* [Stored records]

··········

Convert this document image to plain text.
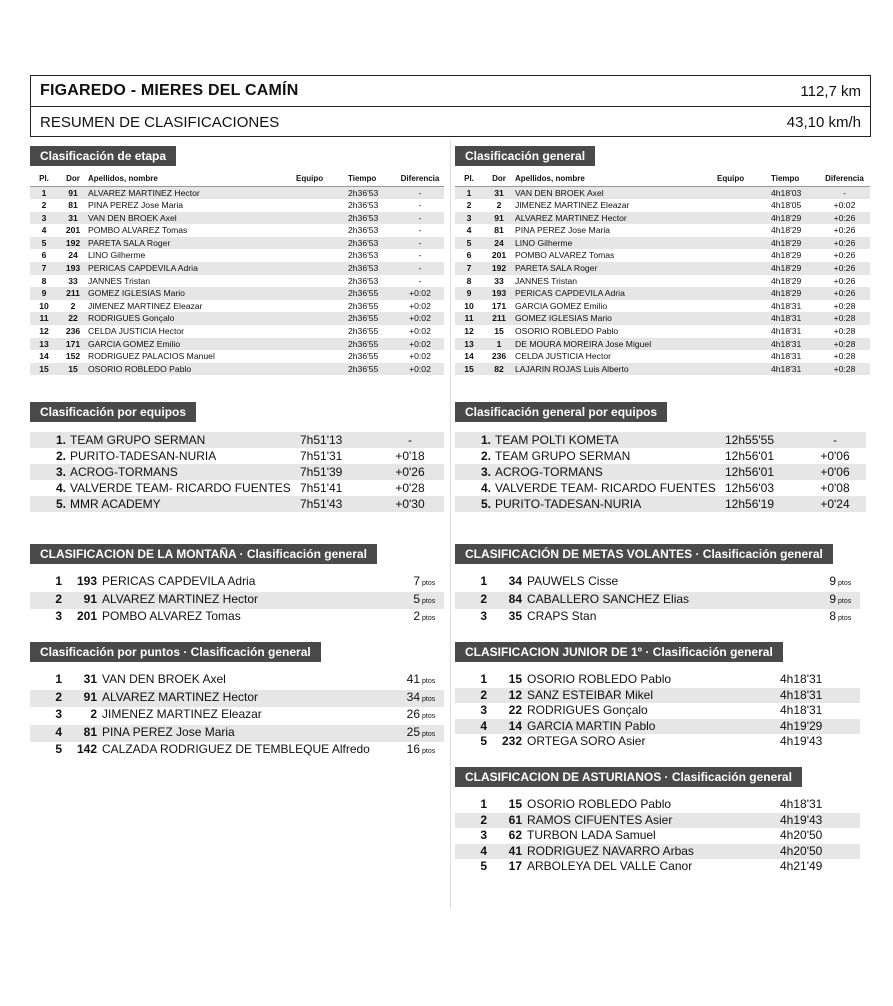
FIGAREDO - MIERES DEL CAMÍN	112,7 km
RESUMEN DE CLASIFICACIONES	43,10 km/h
Clasificación de etapa
Pl.	Dor	Apellidos, nombre	Equipo	Tiempo	Diferencia
1	91	ALVAREZ MARTINEZ Hector		2h36'53	-
2	81	PINA PEREZ Jose Maria		2h36'53	-
3	31	VAN DEN BROEK Axel		2h36'53	-
4	201	POMBO ALVAREZ Tomas		2h36'53	-
5	192	PARETA SALA Roger		2h36'53	-
6	24	LINO Gilherme		2h36'53	-
7	193	PERICAS CAPDEVILA Adria		2h36'53	-
8	33	JANNES Tristan		2h36'53	-
9	211	GOMEZ IGLESIAS Mario		2h36'55	+0:02
10	2	JIMENEZ MARTINEZ Eleazar		2h36'55	+0:02
11	22	RODRIGUES Gonçalo		2h36'55	+0:02
12	236	CELDA JUSTICIA Hector		2h36'55	+0:02
13	171	GARCIA GOMEZ Emilio		2h36'55	+0:02
14	152	RODRIGUEZ PALACIOS Manuel		2h36'55	+0:02
15	15	OSORIO ROBLEDO Pablo		2h36'55	+0:02
Clasificación general
Pl.	Dor	Apellidos, nombre	Equipo	Tiempo	Diferencia
1	31	VAN DEN BROEK Axel		4h18'03	-
2	2	JIMENEZ MARTINEZ Eleazar		4h18'05	+0:02
3	91	ALVAREZ MARTINEZ Hector		4h18'29	+0:26
4	81	PINA PEREZ Jose Maria		4h18'29	+0:26
5	24	LINO Gilherme		4h18'29	+0:26
6	201	POMBO ALVAREZ Tomas		4h18'29	+0:26
7	192	PARETA SALA Roger		4h18'29	+0:26
8	33	JANNES Tristan		4h18'29	+0:26
9	193	PERICAS CAPDEVILA Adria		4h18'29	+0:26
10	171	GARCIA GOMEZ Emilio		4h18'31	+0:28
11	211	GOMEZ IGLESIAS Mario		4h18'31	+0:28
12	15	OSORIO ROBLEDO Pablo		4h18'31	+0:28
13	1	DE MOURA MOREIRA Jose Miguel		4h18'31	+0:28
14	236	CELDA JUSTICIA Hector		4h18'31	+0:28
15	82	LAJARIN ROJAS Luis Alberto		4h18'31	+0:28
Clasificación por equipos
1. TEAM GRUPO SERMAN	7h51'13	-
2. PURITO-TADESAN-NURIA	7h51'31	+0'18
3. ACROG-TORMANS	7h51'39	+0'26
4. VALVERDE TEAM- RICARDO FUENTES 7h51'41	+0'28
5. MMR ACADEMY	7h51'43	+0'30
Clasificación general por equipos
1. TEAM POLTI KOMETA	12h55'55	-
2. TEAM GRUPO SERMAN	12h56'01	+0'06
3. ACROG-TORMANS	12h56'01	+0'06
4. VALVERDE TEAM- RICARDO FUENTES 12h56'03	+0'08
5. PURITO-TADESAN-NURIA	12h56'19	+0'24
CLASIFICACION DE LA MONTAÑA · Clasificación general
1	193 PERICAS CAPDEVILA Adria	7 ptos
2	91 ALVAREZ MARTINEZ Hector	5 ptos
3	201 POMBO ALVAREZ Tomas	2 ptos
CLASIFICACIÓN DE METAS VOLANTES · Clasificación general
1	34 PAUWELS Cisse	9 ptos
2	84 CABALLERO SANCHEZ Elias	9 ptos
3	35 CRAPS Stan	8 ptos
Clasificación por puntos · Clasificación general
1	31 VAN DEN BROEK Axel	41 ptos
2	91 ALVAREZ MARTINEZ Hector	34 ptos
3	2 JIMENEZ MARTINEZ Eleazar	26 ptos
4	81 PINA PEREZ Jose Maria	25 ptos
5	142 CALZADA RODRIGUEZ DE TEMBLEQUE Alfredo	16 ptos
CLASIFICACION JUNIOR DE 1º · Clasificación general
1	15 OSORIO ROBLEDO Pablo	4h18'31
2	12 SANZ ESTEIBAR Mikel	4h18'31
3	22 RODRIGUES Gonçalo	4h18'31
4	14 GARCIA MARTIN Pablo	4h19'29
5	232 ORTEGA SORO Asier	4h19'43
CLASIFICACION DE ASTURIANOS · Clasificación general
1	15 OSORIO ROBLEDO Pablo	4h18'31
2	61 RAMOS CIFUENTES Asier	4h19'43
3	62 TURBON LADA Samuel	4h20'50
4	41 RODRIGUEZ NAVARRO Arbas	4h20'50
5	17 ARBOLEYA DEL VALLE Canor	4h21'49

··········

* [To be done]
Repeat each entry precisely as it appears. Leave the pictures out.

* [Answer to this problem]
Convert this document image to plain text.
FIGAREDO - MIERES DEL CAMÍN	112,7 km
RESUMEN DE CLASIFICACIONES	43,10 km/h
Clasificación de etapa
Pl.	Dor	Apellidos, nombre	Equipo	Tiempo	Diferencia
1	91	ALVAREZ MARTINEZ Hector		2h36'53	-
2	81	PINA PEREZ Jose Maria		2h36'53	-
3	31	VAN DEN BROEK Axel		2h36'53	-
4	201	POMBO ALVAREZ Tomas		2h36'53	-
5	192	PARETA SALA Roger		2h36'53	-
6	24	LINO Gilherme		2h36'53	-
7	193	PERICAS CAPDEVILA Adria		2h36'53	-
8	33	JANNES Tristan		2h36'53	-
9	211	GOMEZ IGLESIAS Mario		2h36'55	+0:02
10	2	JIMENEZ MARTINEZ Eleazar		2h36'55	+0:02
11	22	RODRIGUES Gonçalo		2h36'55	+0:02
12	236	CELDA JUSTICIA Hector		2h36'55	+0:02
13	171	GARCIA GOMEZ Emilio		2h36'55	+0:02
14	152	RODRIGUEZ PALACIOS Manuel		2h36'55	+0:02
15	15	OSORIO ROBLEDO Pablo		2h36'55	+0:02
Clasificación general
Pl.	Dor	Apellidos, nombre	Equipo	Tiempo	Diferencia
1	31	VAN DEN BROEK Axel		4h18'03	-
2	2	JIMENEZ MARTINEZ Eleazar		4h18'05	+0:02
3	91	ALVAREZ MARTINEZ Hector		4h18'29	+0:26
4	81	PINA PEREZ Jose Maria		4h18'29	+0:26
5	24	LINO Gilherme		4h18'29	+0:26
6	201	POMBO ALVAREZ Tomas		4h18'29	+0:26
7	192	PARETA SALA Roger		4h18'29	+0:26
8	33	JANNES Tristan		4h18'29	+0:26
9	193	PERICAS CAPDEVILA Adria		4h18'29	+0:26
10	171	GARCIA GOMEZ Emilio		4h18'31	+0:28
11	211	GOMEZ IGLESIAS Mario		4h18'31	+0:28
12	15	OSORIO ROBLEDO Pablo		4h18'31	+0:28
13	1	DE MOURA MOREIRA Jose Miguel		4h18'31	+0:28
14	236	CELDA JUSTICIA Hector		4h18'31	+0:28
15	82	LAJARIN ROJAS Luis Alberto		4h18'31	+0:28
Clasificación por equipos
1. TEAM GRUPO SERMAN	7h51'13	-
2. PURITO-TADESAN-NURIA	7h51'31	+0'18
3. ACROG-TORMANS	7h51'39	+0'26
4. VALVERDE TEAM- RICARDO FUENTES 7h51'41	+0'28
5. MMR ACADEMY	7h51'43	+0'30
Clasificación general por equipos
1. TEAM POLTI KOMETA	12h55'55	-
2. TEAM GRUPO SERMAN	12h56'01	+0'06
3. ACROG-TORMANS	12h56'01	+0'06
4. VALVERDE TEAM- RICARDO FUENTES 12h56'03	+0'08
5. PURITO-TADESAN-NURIA	12h56'19	+0'24
CLASIFICACION DE LA MONTAÑA · Clasificación general
1	193 PERICAS CAPDEVILA Adria	7 ptos
2	91 ALVAREZ MARTINEZ Hector	5 ptos
3	201 POMBO ALVAREZ Tomas	2 ptos
CLASIFICACIÓN DE METAS VOLANTES · Clasificación general
1	34 PAUWELS Cisse	9 ptos
2	84 CABALLERO SANCHEZ Elias	9 ptos
3	35 CRAPS Stan	8 ptos
Clasificación por puntos · Clasificación general
1	31 VAN DEN BROEK Axel	41 ptos
2	91 ALVAREZ MARTINEZ Hector	34 ptos
3	2 JIMENEZ MARTINEZ Eleazar	26 ptos
4	81 PINA PEREZ Jose Maria	25 ptos
5	142 CALZADA RODRIGUEZ DE TEMBLEQUE Alfredo	16 ptos
CLASIFICACION JUNIOR DE 1º · Clasificación general
1	15 OSORIO ROBLEDO Pablo	4h18'31
2	12 SANZ ESTEIBAR Mikel	4h18'31
3	22 RODRIGUES Gonçalo	4h18'31
4	14 GARCIA MARTIN Pablo	4h19'29
5	232 ORTEGA SORO Asier	4h19'43
CLASIFICACION DE ASTURIANOS · Clasificación general
1	15 OSORIO ROBLEDO Pablo	4h18'31
2	61 RAMOS CIFUENTES Asier	4h19'43
3	62 TURBON LADA Samuel	4h20'50
4	41 RODRIGUEZ NAVARRO Arbas	4h20'50
5	17 ARBOLEYA DEL VALLE Canor	4h21'49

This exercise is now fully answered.